Start DATA EXCERPTS
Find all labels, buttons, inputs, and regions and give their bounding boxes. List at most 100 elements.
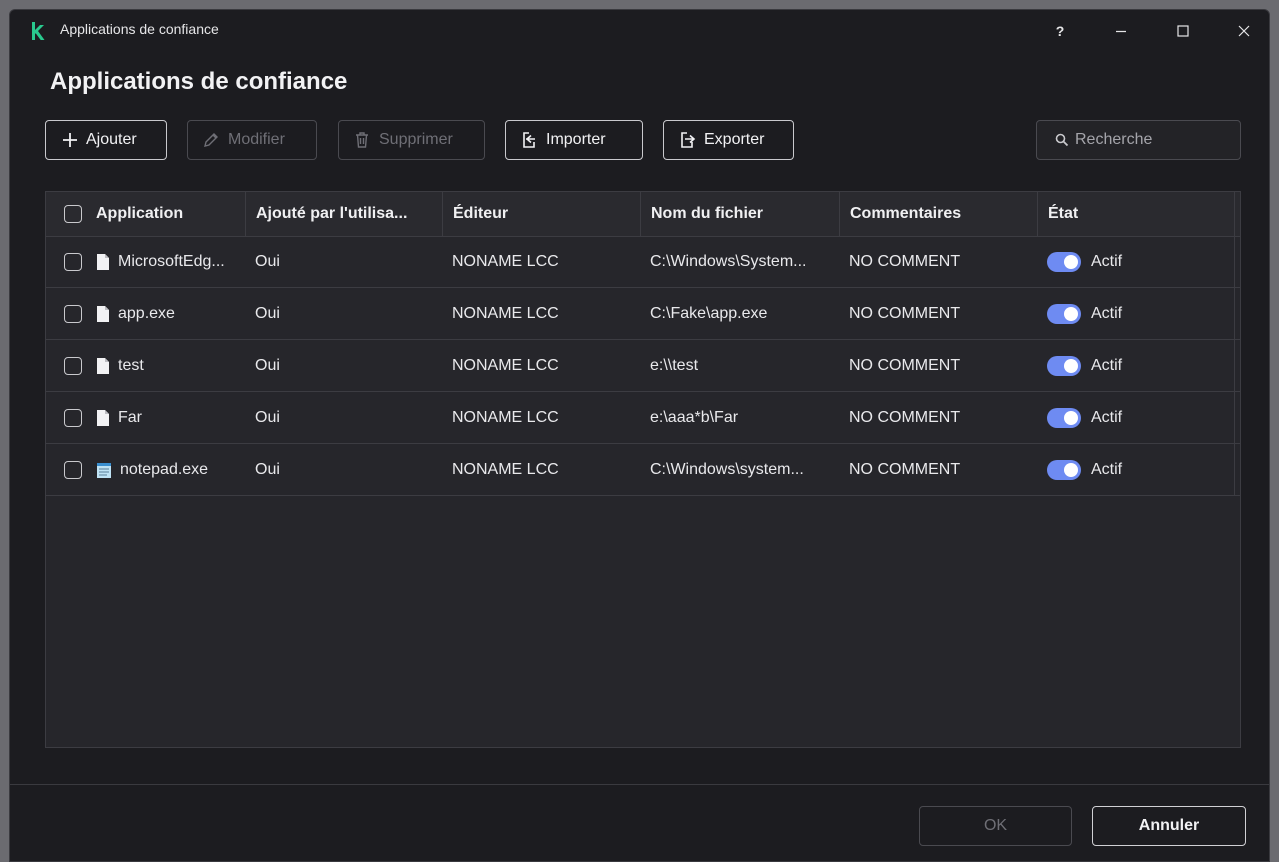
cell-filename: e:\aaa*b\Far	[650, 408, 739, 426]
cell-state: Actif	[1037, 288, 1235, 339]
cell-comment: NO COMMENT	[849, 252, 961, 270]
export-icon	[681, 132, 696, 148]
trusted-apps-window: Applications de confiance ? Applications…	[9, 9, 1270, 862]
select-all-checkbox[interactable]	[64, 205, 82, 223]
cell-publisher: NONAME LCC	[452, 408, 559, 426]
cell-filename: e:\\test	[650, 356, 699, 374]
column-header-state[interactable]: État	[1037, 192, 1235, 236]
state-label: Actif	[1091, 304, 1123, 322]
dialog-footer: OK Annuler	[10, 784, 1269, 861]
application-name: test	[118, 356, 144, 374]
cell-filename: C:\Windows\System...	[650, 252, 807, 270]
close-button[interactable]	[1221, 16, 1267, 46]
search-icon	[1055, 133, 1069, 147]
state-label: Actif	[1091, 252, 1123, 270]
cell-publisher: NONAME LCC	[452, 356, 559, 374]
maximize-button[interactable]	[1160, 16, 1206, 46]
table-row[interactable]: notepad.exe Oui NONAME LCC C:\Windows\sy…	[46, 444, 1240, 496]
page-title: Applications de confiance	[50, 68, 348, 95]
column-header-filename[interactable]: Nom du fichier	[640, 192, 839, 236]
state-toggle[interactable]	[1047, 251, 1081, 272]
ok-button[interactable]: OK	[919, 806, 1072, 846]
trusted-apps-table: Application Ajouté par l'utilisa... Édit…	[45, 191, 1241, 748]
help-button[interactable]: ?	[1037, 16, 1083, 46]
cell-application: test	[46, 340, 245, 391]
table-row[interactable]: test Oui NONAME LCC e:\\test NO COMMENT …	[46, 340, 1240, 392]
cell-comment: NO COMMENT	[849, 304, 961, 322]
title-bar[interactable]: Applications de confiance ?	[10, 10, 1269, 50]
table-row[interactable]: Far Oui NONAME LCC e:\aaa*b\Far NO COMME…	[46, 392, 1240, 444]
state-toggle[interactable]	[1047, 459, 1081, 480]
file-icon	[97, 305, 109, 322]
column-header-label: Application	[96, 205, 184, 222]
notepad-icon	[97, 462, 111, 478]
file-icon	[97, 357, 109, 374]
cell-state: Actif	[1037, 236, 1235, 287]
row-checkbox[interactable]	[64, 408, 82, 427]
cell-state: Actif	[1037, 444, 1235, 495]
table-header: Application Ajouté par l'utilisa... Édit…	[46, 192, 1240, 237]
kaspersky-logo-icon	[32, 22, 45, 40]
cell-added-by-user: Oui	[255, 408, 280, 426]
file-icon	[97, 409, 109, 426]
cell-application: MicrosoftEdg...	[46, 236, 245, 287]
application-name: notepad.exe	[120, 460, 209, 478]
state-toggle[interactable]	[1047, 407, 1081, 428]
add-button-label: Ajouter	[86, 131, 137, 148]
add-button[interactable]: Ajouter	[45, 120, 167, 160]
cell-comment: NO COMMENT	[849, 356, 961, 374]
cell-publisher: NONAME LCC	[452, 252, 559, 270]
trash-icon	[356, 132, 368, 148]
cell-added-by-user: Oui	[255, 460, 280, 478]
maximize-icon	[1177, 25, 1189, 37]
window-title: Applications de confiance	[60, 21, 219, 37]
column-header-comments[interactable]: Commentaires	[839, 192, 1037, 236]
state-label: Actif	[1091, 356, 1123, 374]
cell-state: Actif	[1037, 340, 1235, 391]
cell-state: Actif	[1037, 392, 1235, 443]
column-header-publisher[interactable]: Éditeur	[442, 192, 640, 236]
close-icon	[1238, 25, 1250, 37]
application-name: app.exe	[118, 304, 175, 322]
column-header-added-by-user[interactable]: Ajouté par l'utilisa...	[245, 192, 442, 236]
cell-publisher: NONAME LCC	[452, 304, 559, 322]
pencil-icon	[204, 133, 218, 147]
application-name: Far	[118, 408, 142, 426]
export-button[interactable]: Exporter	[663, 120, 794, 160]
export-button-label: Exporter	[704, 131, 765, 148]
cell-filename: C:\Windows\system...	[650, 460, 804, 478]
cell-added-by-user: Oui	[255, 356, 280, 374]
search-box[interactable]	[1036, 120, 1241, 160]
edit-button[interactable]: Modifier	[187, 120, 317, 160]
cell-comment: NO COMMENT	[849, 408, 961, 426]
state-toggle[interactable]	[1047, 355, 1081, 376]
import-button-label: Importer	[546, 131, 606, 148]
cell-added-by-user: Oui	[255, 304, 280, 322]
table-row[interactable]: MicrosoftEdg... Oui NONAME LCC C:\Window…	[46, 236, 1240, 288]
cancel-button[interactable]: Annuler	[1092, 806, 1246, 846]
search-input[interactable]	[1075, 131, 1235, 149]
cell-application: Far	[46, 392, 245, 443]
cell-added-by-user: Oui	[255, 252, 280, 270]
state-toggle[interactable]	[1047, 303, 1081, 324]
cell-application: notepad.exe	[46, 444, 245, 495]
import-icon	[523, 132, 535, 148]
cell-filename: C:\Fake\app.exe	[650, 304, 768, 322]
cell-application: app.exe	[46, 288, 245, 339]
delete-button[interactable]: Supprimer	[338, 120, 485, 160]
row-checkbox[interactable]	[64, 252, 82, 271]
row-checkbox[interactable]	[64, 460, 82, 479]
cell-publisher: NONAME LCC	[452, 460, 559, 478]
minimize-icon	[1116, 30, 1126, 33]
table-row[interactable]: app.exe Oui NONAME LCC C:\Fake\app.exe N…	[46, 288, 1240, 340]
import-button[interactable]: Importer	[505, 120, 643, 160]
plus-icon	[63, 133, 77, 147]
column-header-application[interactable]: Application	[46, 192, 245, 236]
cell-comment: NO COMMENT	[849, 460, 961, 478]
minimize-button[interactable]	[1098, 16, 1144, 46]
row-checkbox[interactable]	[64, 356, 82, 375]
row-checkbox[interactable]	[64, 304, 82, 323]
state-label: Actif	[1091, 408, 1123, 426]
application-name: MicrosoftEdg...	[118, 252, 225, 270]
file-icon	[97, 253, 109, 270]
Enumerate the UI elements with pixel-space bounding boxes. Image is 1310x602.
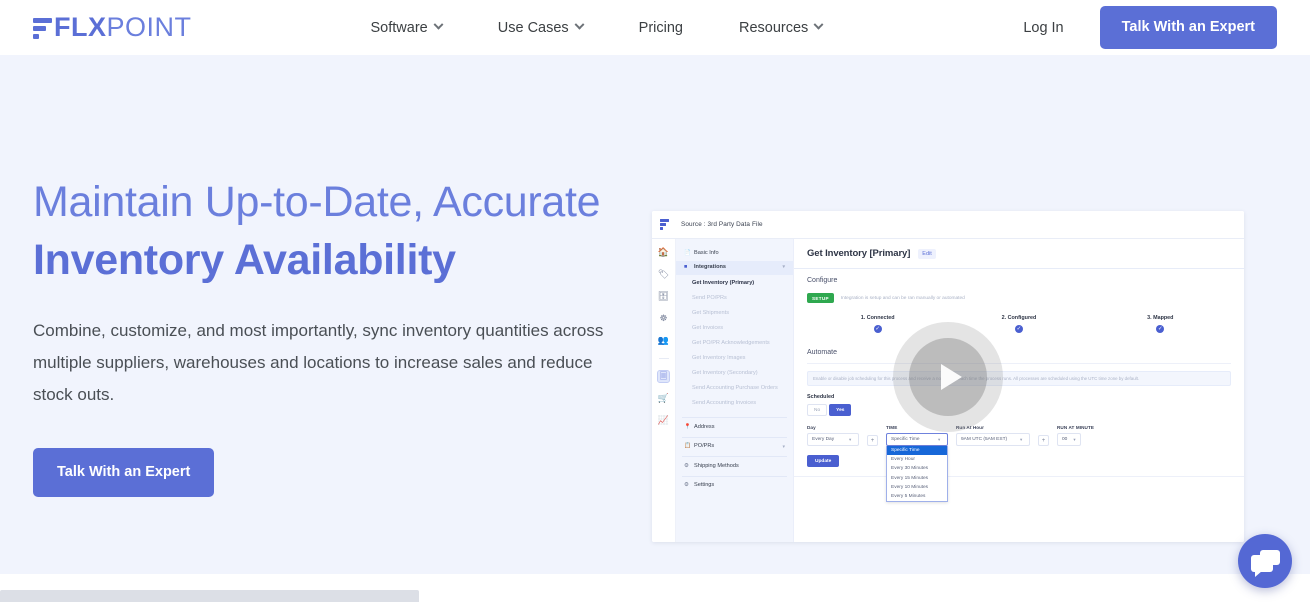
below-fold-section xyxy=(0,574,1310,602)
logo-text-point: POINT xyxy=(106,12,192,42)
chat-widget-button[interactable] xyxy=(1238,534,1292,588)
site-header: FLX POINT Software Use Cases Pricing Reso… xyxy=(0,0,1310,55)
header-actions: Log In Talk With an Expert xyxy=(1001,6,1277,49)
hero-subtitle: Combine, customize, and most importantly… xyxy=(33,321,604,404)
nav-label: Resources xyxy=(739,19,809,36)
app-screenshot: Source : 3rd Party Data File 🏠 🏷 🗄 ☸ 👥 🗏… xyxy=(652,211,1244,542)
chevron-down-icon xyxy=(813,19,824,30)
play-button-overlay[interactable] xyxy=(652,211,1244,542)
nav-item-pricing[interactable]: Pricing xyxy=(611,20,711,36)
main-navigation: Software Use Cases Pricing Resources xyxy=(343,20,851,36)
hero-title-line1: Maintain Up-to-Date, Accurate xyxy=(33,178,601,226)
hero-title: Maintain Up-to-Date, Accurate Inventory … xyxy=(33,173,612,289)
hero-copy: Maintain Up-to-Date, Accurate Inventory … xyxy=(0,55,612,497)
flxpoint-logo-mark-icon xyxy=(33,17,52,39)
next-section-placeholder xyxy=(0,590,419,602)
nav-item-resources[interactable]: Resources xyxy=(711,20,850,36)
header-talk-with-expert-button[interactable]: Talk With an Expert xyxy=(1099,6,1277,49)
nav-item-software[interactable]: Software xyxy=(343,20,470,36)
nav-label: Pricing xyxy=(638,19,683,36)
play-core xyxy=(909,337,987,416)
hero-title-line2: Inventory Availability xyxy=(33,236,456,284)
site-logo[interactable]: FLX POINT xyxy=(33,13,192,43)
hero-talk-with-expert-button[interactable]: Talk With an Expert xyxy=(33,448,215,497)
chevron-down-icon xyxy=(433,19,444,30)
play-icon xyxy=(893,321,1003,432)
hero-video-thumbnail[interactable]: Source : 3rd Party Data File 🏠 🏷 🗄 ☸ 👥 🗏… xyxy=(652,211,1244,542)
nav-item-use-cases[interactable]: Use Cases xyxy=(470,20,611,36)
logo-text-flx: FLX xyxy=(54,12,107,42)
nav-label: Software xyxy=(370,19,428,36)
chat-bubbles-icon xyxy=(1251,554,1273,577)
nav-label: Use Cases xyxy=(497,19,569,36)
login-link[interactable]: Log In xyxy=(1001,20,1099,36)
hero-section: Maintain Up-to-Date, Accurate Inventory … xyxy=(0,55,1310,574)
chevron-down-icon xyxy=(574,19,585,30)
play-triangle xyxy=(941,363,962,390)
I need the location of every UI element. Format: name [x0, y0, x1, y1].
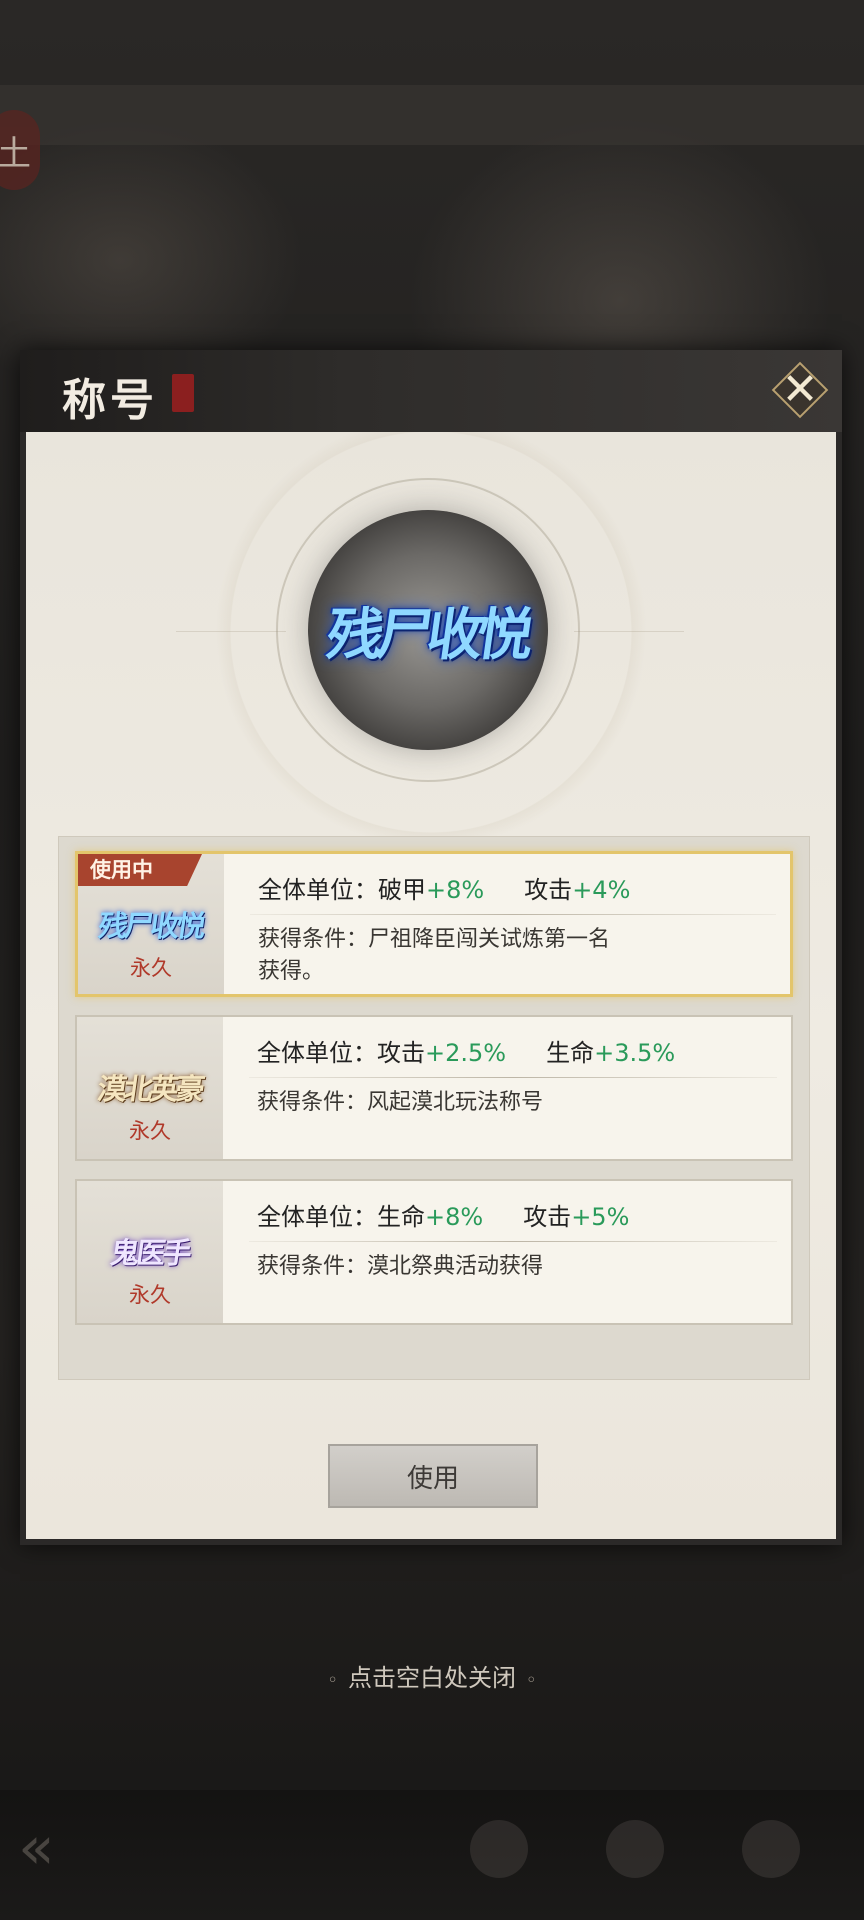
- background-top-bar: [0, 85, 864, 145]
- stat1-value: +8%: [426, 876, 485, 904]
- title-dialog: 称号 ✕ 残尸收悦 使用中 残尸收悦 永久 全体单位：破甲+8% 攻击+4% 获得: [20, 350, 842, 1545]
- title-stats: 全体单位：破甲+8% 攻击+4%: [258, 870, 630, 905]
- stat2-value: +3.5%: [594, 1039, 676, 1067]
- stat-prefix: 全体单位：: [258, 876, 378, 904]
- background-emblem-icon: 土: [0, 110, 40, 190]
- title-duration: 永久: [130, 956, 172, 980]
- hint-right-icon: ◦: [526, 1670, 537, 1691]
- use-button[interactable]: 使用: [328, 1444, 538, 1508]
- background-bottom-bar: [0, 1790, 864, 1920]
- title-card-3[interactable]: 鬼医手 永久 全体单位：生命+8% 攻击+5% 获得条件：漠北祭典活动获得: [75, 1179, 793, 1325]
- title-condition: 获得条件：风起漠北玩法称号: [257, 1087, 777, 1119]
- in-use-badge: 使用中: [78, 854, 202, 886]
- stat2-value: +4%: [572, 876, 631, 904]
- stat2-name: 攻击: [524, 876, 573, 904]
- condition-text: 漠北祭典活动获得: [367, 1254, 544, 1279]
- title-seal-icon: [172, 374, 194, 412]
- title-art: 鬼医手: [108, 1236, 192, 1270]
- nav-icon: [470, 1820, 528, 1878]
- title-duration: 永久: [129, 1119, 171, 1143]
- stat-prefix: 全体单位：: [257, 1203, 377, 1231]
- title-condition: 获得条件：漠北祭典活动获得: [257, 1251, 777, 1283]
- hint-left-icon: ◦: [327, 1670, 338, 1691]
- dialog-title: 称号: [62, 375, 158, 426]
- featured-title-art: 残尸收悦: [322, 601, 533, 668]
- dialog-body: 残尸收悦 使用中 残尸收悦 永久 全体单位：破甲+8% 攻击+4% 获得条件：尸祖…: [26, 432, 836, 1539]
- close-icon: ✕: [781, 364, 819, 415]
- title-list[interactable]: 使用中 残尸收悦 永久 全体单位：破甲+8% 攻击+4% 获得条件：尸祖降臣闯关试…: [58, 836, 810, 1380]
- back-arrow-icon: «: [18, 1813, 55, 1883]
- title-card-2[interactable]: 漠北英豪 永久 全体单位：攻击+2.5% 生命+3.5% 获得条件：风起漠北玩法称…: [75, 1015, 793, 1161]
- stat1-name: 生命: [377, 1203, 425, 1231]
- condition-label: 获得条件：: [258, 927, 369, 952]
- title-card-1[interactable]: 使用中 残尸收悦 永久 全体单位：破甲+8% 攻击+4% 获得条件：尸祖降臣闯关试…: [75, 851, 793, 997]
- stat2-name: 生命: [546, 1039, 595, 1067]
- title-condition: 获得条件：尸祖降臣闯关试炼第一名获得。: [258, 924, 778, 988]
- title-stats: 全体单位：生命+8% 攻击+5%: [257, 1197, 629, 1232]
- stat1-value: +2.5%: [425, 1039, 507, 1067]
- title-duration: 永久: [129, 1283, 171, 1307]
- condition-label: 获得条件：: [257, 1090, 368, 1115]
- condition-text: 尸祖降臣闯关试炼第一名: [368, 927, 611, 952]
- card-divider: [249, 1077, 777, 1078]
- stat-prefix: 全体单位：: [257, 1039, 377, 1067]
- featured-title-emblem: 残尸收悦: [308, 510, 548, 750]
- nav-icon: [742, 1820, 800, 1878]
- title-stats: 全体单位：攻击+2.5% 生命+3.5%: [257, 1033, 675, 1068]
- condition-label: 获得条件：: [257, 1254, 368, 1279]
- stat1-value: +8%: [425, 1203, 484, 1231]
- stat1-name: 攻击: [377, 1039, 425, 1067]
- stat2-name: 攻击: [523, 1203, 572, 1231]
- title-art-frame: 漠北英豪 永久: [77, 1017, 223, 1159]
- title-art: 残尸收悦: [96, 909, 206, 943]
- stat2-value: +5%: [571, 1203, 630, 1231]
- nav-icon: [606, 1820, 664, 1878]
- card-divider: [249, 1241, 777, 1242]
- hint-text: 点击空白处关闭: [348, 1664, 516, 1692]
- decor-line: [176, 631, 286, 632]
- title-art-frame: 使用中 残尸收悦 永久: [78, 854, 224, 994]
- condition-text-2: 获得。: [258, 959, 325, 984]
- decor-line: [574, 631, 684, 632]
- condition-text: 风起漠北玩法称号: [367, 1090, 544, 1115]
- close-button[interactable]: ✕: [771, 361, 829, 419]
- stat1-name: 破甲: [378, 876, 426, 904]
- title-art: 漠北英豪: [95, 1072, 205, 1106]
- tap-to-close-hint[interactable]: ◦ 点击空白处关闭 ◦: [0, 1658, 864, 1693]
- title-art-frame: 鬼医手 永久: [77, 1181, 223, 1323]
- dialog-header: 称号 ✕: [20, 350, 842, 432]
- card-divider: [250, 914, 776, 915]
End DATA EXCERPTS
Starting at the line that contains "408, 739, 426]" and ending at the line that contains "title-bar[interactable]: Applications de", write those lines out again with "NONAME LCC" substituted by "CONTOSO LTD" and everything else left unchanged.

**ANSWER**
cell-filename: e:\aaa*b\Far	[650, 408, 739, 426]
cell-state: Actif	[1037, 288, 1235, 339]
cell-comment: NO COMMENT	[849, 252, 961, 270]
export-icon	[681, 132, 696, 148]
trusted-apps-window: Applications de confiance ? Applications…	[9, 9, 1270, 862]
select-all-checkbox[interactable]	[64, 205, 82, 223]
cell-publisher: CONTOSO LTD	[452, 408, 559, 426]
cell-filename: e:\\test	[650, 356, 699, 374]
column-header-state[interactable]: État	[1037, 192, 1235, 236]
state-label: Actif	[1091, 304, 1123, 322]
dialog-footer: OK Annuler	[10, 784, 1269, 861]
application-name: test	[118, 356, 144, 374]
cell-filename: C:\Windows\System...	[650, 252, 807, 270]
close-button[interactable]	[1221, 16, 1267, 46]
search-icon	[1055, 133, 1069, 147]
state-label: Actif	[1091, 252, 1123, 270]
cell-publisher: CONTOSO LTD	[452, 356, 559, 374]
maximize-button[interactable]	[1160, 16, 1206, 46]
table-row[interactable]: notepad.exe Oui CONTOSO LTD C:\Windows\sy…	[46, 444, 1240, 496]
page-title: Applications de confiance	[50, 68, 348, 95]
column-header-filename[interactable]: Nom du fichier	[640, 192, 839, 236]
state-toggle[interactable]	[1047, 251, 1081, 272]
ok-button[interactable]: OK	[919, 806, 1072, 846]
trusted-apps-table: Application Ajouté par l'utilisa... Édit…	[45, 191, 1241, 748]
help-button[interactable]: ?	[1037, 16, 1083, 46]
cell-application: test	[46, 340, 245, 391]
table-row[interactable]: test Oui CONTOSO LTD e:\\test NO COMMENT …	[46, 340, 1240, 392]
cell-comment: NO COMMENT	[849, 304, 961, 322]
title-bar[interactable]: Applications de confiance ?	[10, 10, 1269, 50]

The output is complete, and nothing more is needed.